**** Vorliegender Text
Manchmal höre ich das noch. Jemanden beschimpft einen anderen als Esel. Soll wohl heißen der andere ist störrisch und bockig, stur und irgendwie nicht ganz auf der Höhe. Du dummer Esel. 
Das wird diesem schlauen Tier aber so gar nicht gerecht. Nicht umsonst ist es zum Haustür des Jahres 2022 gekürt worden. 
Gerade in unruhigen Zeiten kann man sich vom Esel viel abschauen. Denn im Gegensatz zum Pferd ist er kein Fluchttier. Wenn`s unruhig oder brenzlig wird, bleibt er stehen und denkt nach, bevor er einen nächsten Schritt tut. Er regt sich nicht schnell auf, seine Gelassenheit wird ihm wohl oft als Sturheit ausgelegt. 
Aber eigentlich ist das klug. Sich nicht von allem aus der Ruhe bringen lassen. Nicht gleich losstürmen oder gar weglaufen. Erst mal nachdenken. Überlegen. Und dann einen ersten Schritt tun.
********
**** Zu prüfende Datensätze
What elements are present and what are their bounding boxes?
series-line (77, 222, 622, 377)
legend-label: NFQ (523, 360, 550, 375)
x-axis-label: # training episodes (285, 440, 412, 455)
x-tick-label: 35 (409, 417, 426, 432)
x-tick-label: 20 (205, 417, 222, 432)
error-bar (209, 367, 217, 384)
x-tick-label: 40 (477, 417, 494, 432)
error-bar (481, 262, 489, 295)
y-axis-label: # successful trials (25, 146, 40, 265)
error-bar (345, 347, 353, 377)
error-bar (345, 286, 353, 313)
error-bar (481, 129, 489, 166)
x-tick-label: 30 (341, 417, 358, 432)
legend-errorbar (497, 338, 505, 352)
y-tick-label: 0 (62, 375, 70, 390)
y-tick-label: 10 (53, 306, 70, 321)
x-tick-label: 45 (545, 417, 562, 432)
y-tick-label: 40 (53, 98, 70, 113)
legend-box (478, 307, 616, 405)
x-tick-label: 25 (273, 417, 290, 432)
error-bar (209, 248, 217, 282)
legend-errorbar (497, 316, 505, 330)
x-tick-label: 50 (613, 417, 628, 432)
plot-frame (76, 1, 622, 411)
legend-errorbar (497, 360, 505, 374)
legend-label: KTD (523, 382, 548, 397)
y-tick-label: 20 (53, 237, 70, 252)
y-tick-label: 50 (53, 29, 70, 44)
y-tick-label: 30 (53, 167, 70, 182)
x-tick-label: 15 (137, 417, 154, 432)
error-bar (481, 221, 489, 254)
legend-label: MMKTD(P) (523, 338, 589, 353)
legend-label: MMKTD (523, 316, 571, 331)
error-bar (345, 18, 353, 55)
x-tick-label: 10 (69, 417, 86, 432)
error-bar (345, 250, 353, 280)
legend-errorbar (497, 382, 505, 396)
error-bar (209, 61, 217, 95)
********
* **Arbeitsauftrag 1**:
Ersetze im Text über den Esel im Abschnitt von "Gerade in unruhigen" bis "ersten Schritt tun." den Ausdruck "Gelassenheit" durch "Besonnenheit" und gib diesen Abschnitt vollständig wieder.
* **Arbeitsauftrag 2**:
Übersetze den Satz "Denn im Gegensatz zum Pferd ist er kein Fluchttier." aus dem Text über den Esel ins Englische.
* **Arbeitsauftrag 3**:
Führe den Text über den Esel im Anschluss an seinen letzten Satz weiter.

* **Ergebnis 1**:
Gerade in unruhigen Zeiten kann man sich vom Esel viel abschauen. Denn im Gegensatz zum Pferd ist er kein Fluchttier. Wenn`s unruhig oder brenzlig wird, bleibt er stehen und denkt nach, bevor er einen nächsten Schritt tut. Er regt sich nicht schnell auf, seine Besonnenheit wird ihm wohl oft als Sturheit ausgelegt. 
Aber eigentlich ist das klug. Sich nicht von allem aus der Ruhe bringen lassen. Nicht gleich losstürmen oder gar weglaufen. Erst mal nachdenken. Überlegen. Und dann einen ersten Schritt tun.

* **Ergebnis 2**:
Because unlike the horse, it is not a flight animal.

* **Ergebnis 3**:
Vor allem in diesen Zeiten – in denen so vieles wirklich komplex ist. Einfache, schnelle Lösungen gibt es nicht. Weder in der Pandemie, noch in der Klimakrise und auch nicht im komplizierten Zusammenleben von Menschen und Staaaten. 

Da bräuchte es viel mehr in Anführungsstrichen „dumme“ Esel. Menschen, die nicht gleich lospreschen und die Lösung haben. Die bereit sind, eine Sache hin und her zu wenden, abzuwägen und dann erst einen Schritt tun, eine Entscheidung treffen. 

In all den Aufgeregtheiten wäre das doch wirklich gut, wenn dann unter den Menschen ein paar mehr Esel wären.